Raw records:
----------

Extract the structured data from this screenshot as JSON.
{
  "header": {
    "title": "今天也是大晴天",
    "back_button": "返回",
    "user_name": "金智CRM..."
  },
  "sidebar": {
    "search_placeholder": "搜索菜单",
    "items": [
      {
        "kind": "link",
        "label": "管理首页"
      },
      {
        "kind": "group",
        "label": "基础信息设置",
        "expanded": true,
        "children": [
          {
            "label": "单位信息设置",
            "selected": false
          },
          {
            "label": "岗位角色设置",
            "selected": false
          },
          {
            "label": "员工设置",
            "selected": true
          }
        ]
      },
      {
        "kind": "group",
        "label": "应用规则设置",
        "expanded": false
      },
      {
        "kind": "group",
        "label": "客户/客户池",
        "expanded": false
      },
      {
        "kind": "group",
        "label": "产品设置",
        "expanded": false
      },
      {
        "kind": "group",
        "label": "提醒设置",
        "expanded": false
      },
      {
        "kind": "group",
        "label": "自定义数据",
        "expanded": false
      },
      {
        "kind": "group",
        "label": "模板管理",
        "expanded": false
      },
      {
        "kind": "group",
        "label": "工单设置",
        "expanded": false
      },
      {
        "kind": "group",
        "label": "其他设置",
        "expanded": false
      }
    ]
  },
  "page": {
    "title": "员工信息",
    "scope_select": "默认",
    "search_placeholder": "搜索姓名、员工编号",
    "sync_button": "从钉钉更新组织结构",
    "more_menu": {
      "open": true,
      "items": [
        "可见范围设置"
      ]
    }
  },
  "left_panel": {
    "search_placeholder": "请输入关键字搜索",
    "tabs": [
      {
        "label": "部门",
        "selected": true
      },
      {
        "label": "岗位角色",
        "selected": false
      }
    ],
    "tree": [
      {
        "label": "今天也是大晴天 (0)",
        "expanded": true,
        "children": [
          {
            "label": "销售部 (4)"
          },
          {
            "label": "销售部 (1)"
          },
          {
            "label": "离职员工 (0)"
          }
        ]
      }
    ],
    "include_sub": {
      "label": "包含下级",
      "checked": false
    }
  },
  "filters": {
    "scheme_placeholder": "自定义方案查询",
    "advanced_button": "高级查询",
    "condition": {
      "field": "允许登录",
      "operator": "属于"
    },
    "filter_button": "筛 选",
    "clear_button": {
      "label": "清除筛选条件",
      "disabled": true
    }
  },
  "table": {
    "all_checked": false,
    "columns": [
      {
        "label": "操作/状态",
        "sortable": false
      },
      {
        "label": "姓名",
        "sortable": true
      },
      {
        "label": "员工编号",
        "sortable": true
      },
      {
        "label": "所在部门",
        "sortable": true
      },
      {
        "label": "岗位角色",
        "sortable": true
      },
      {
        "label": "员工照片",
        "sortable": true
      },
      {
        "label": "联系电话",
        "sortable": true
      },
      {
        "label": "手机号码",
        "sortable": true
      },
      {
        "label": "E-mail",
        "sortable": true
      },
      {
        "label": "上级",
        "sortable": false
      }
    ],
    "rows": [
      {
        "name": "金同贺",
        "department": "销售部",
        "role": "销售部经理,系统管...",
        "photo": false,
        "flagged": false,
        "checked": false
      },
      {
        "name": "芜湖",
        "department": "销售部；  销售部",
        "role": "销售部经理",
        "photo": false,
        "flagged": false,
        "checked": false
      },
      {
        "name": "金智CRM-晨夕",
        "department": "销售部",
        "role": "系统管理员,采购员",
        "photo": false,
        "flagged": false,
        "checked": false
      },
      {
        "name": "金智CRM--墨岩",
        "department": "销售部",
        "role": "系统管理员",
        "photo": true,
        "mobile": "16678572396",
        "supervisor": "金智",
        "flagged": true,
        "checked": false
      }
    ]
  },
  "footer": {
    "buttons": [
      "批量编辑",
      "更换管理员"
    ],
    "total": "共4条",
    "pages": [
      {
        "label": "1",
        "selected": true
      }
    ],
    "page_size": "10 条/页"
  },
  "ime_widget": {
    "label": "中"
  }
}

----------

Every line above needs to be retyped exactly.

Written answer:
Extract the structured data from this screenshot as JSON.
{
  "header": {
    "title": "今天也是大晴天",
    "back_button": "返回",
    "user_name": "金智CRM..."
  },
  "sidebar": {
    "search_placeholder": "搜索菜单",
    "items": [
      {
        "kind": "link",
        "label": "管理首页"
      },
      {
        "kind": "group",
        "label": "基础信息设置",
        "expanded": true,
        "children": [
          {
            "label": "单位信息设置",
            "selected": false
          },
          {
            "label": "岗位角色设置",
            "selected": false
          },
          {
            "label": "员工设置",
            "selected": true
          }
        ]
      },
      {
        "kind": "group",
        "label": "应用规则设置",
        "expanded": false
      },
      {
        "kind": "group",
        "label": "客户/客户池",
        "expanded": false
      },
      {
        "kind": "group",
        "label": "产品设置",
        "expanded": false
      },
      {
        "kind": "group",
        "label": "提醒设置",
        "expanded": false
      },
      {
        "kind": "group",
        "label": "自定义数据",
        "expanded": false
      },
      {
        "kind": "group",
        "label": "模板管理",
        "expanded": false
      },
      {
        "kind": "group",
        "label": "工单设置",
        "expanded": false
      },
      {
        "kind": "group",
        "label": "其他设置",
        "expanded": false
      }
    ]
  },
  "page": {
    "title": "员工信息",
    "scope_select": "默认",
    "search_placeholder": "搜索姓名、员工编号",
    "sync_button": "从钉钉更新组织结构",
    "more_menu": {
      "open": true,
      "items": [
        "可见范围设置"
      ]
    }
  },
  "left_panel": {
    "search_placeholder": "请输入关键字搜索",
    "tabs": [
      {
        "label": "部门",
        "selected": true
      },
      {
        "label": "岗位角色",
        "selected": false
      }
    ],
    "tree": [
      {
        "label": "今天也是大晴天 (0)",
        "expanded": true,
        "children": [
          {
            "label": "销售部 (4)"
          },
          {
            "label": "销售部 (1)"
          },
          {
            "label": "离职员工 (0)"
          }
        ]
      }
    ],
    "include_sub": {
      "label": "包含下级",
      "checked": false
    }
  },
  "filters": {
    "scheme_placeholder": "自定义方案查询",
    "advanced_button": "高级查询",
    "condition": {
      "field": "允许登录",
      "operator": "属于"
    },
    "filter_button": "筛 选",
    "clear_button": {
      "label": "清除筛选条件",
      "disabled": true
    }
  },
  "table": {
    "all_checked": false,
    "columns": [
      {
        "label": "操作/状态",
        "sortable": false
      },
      {
        "label": "姓名",
        "sortable": true
      },
      {
        "label": "员工编号",
        "sortable": true
      },
      {
        "label": "所在部门",
        "sortable": true
      },
      {
        "label": "岗位角色",
        "sortable": true
      },
      {
        "label": "员工照片",
        "sortable": true
      },
      {
        "label": "联系电话",
        "sortable": true
      },
      {
        "label": "手机号码",
        "sortable": true
      },
      {
        "label": "E-mail",
        "sortable": true
      },
      {
        "label": "上级",
        "sortable": false
      }
    ],
    "rows": [
      {
        "name": "金同贺",
        "department": "销售部",
        "role": "销售部经理,系统管...",
        "photo": false,
        "flagged": false,
        "checked": false
      },
      {
        "name": "芜湖",
        "department": "销售部；  销售部",
        "role": "销售部经理",
        "photo": false,
        "flagged": false,
        "checked": false
      },
      {
        "name": "金智CRM-晨夕",
        "department": "销售部",
        "role": "系统管理员,采购员",
        "photo": false,
        "flagged": false,
        "checked": false
      },
      {
        "name": "金智CRM--墨岩",
        "department": "销售部",
        "role": "系统管理员",
        "photo": true,
        "mobile": "16678572396",
        "supervisor": "金智",
        "flagged": true,
        "checked": false
      }
    ]
  },
  "footer": {
    "buttons": [
      "批量编辑",
      "更换管理员"
    ],
    "total": "共4条",
    "pages": [
      {
        "label": "1",
        "selected": true
      }
    ],
    "page_size": "10 条/页"
  },
  "ime_widget": {
    "label": "中"
  }
}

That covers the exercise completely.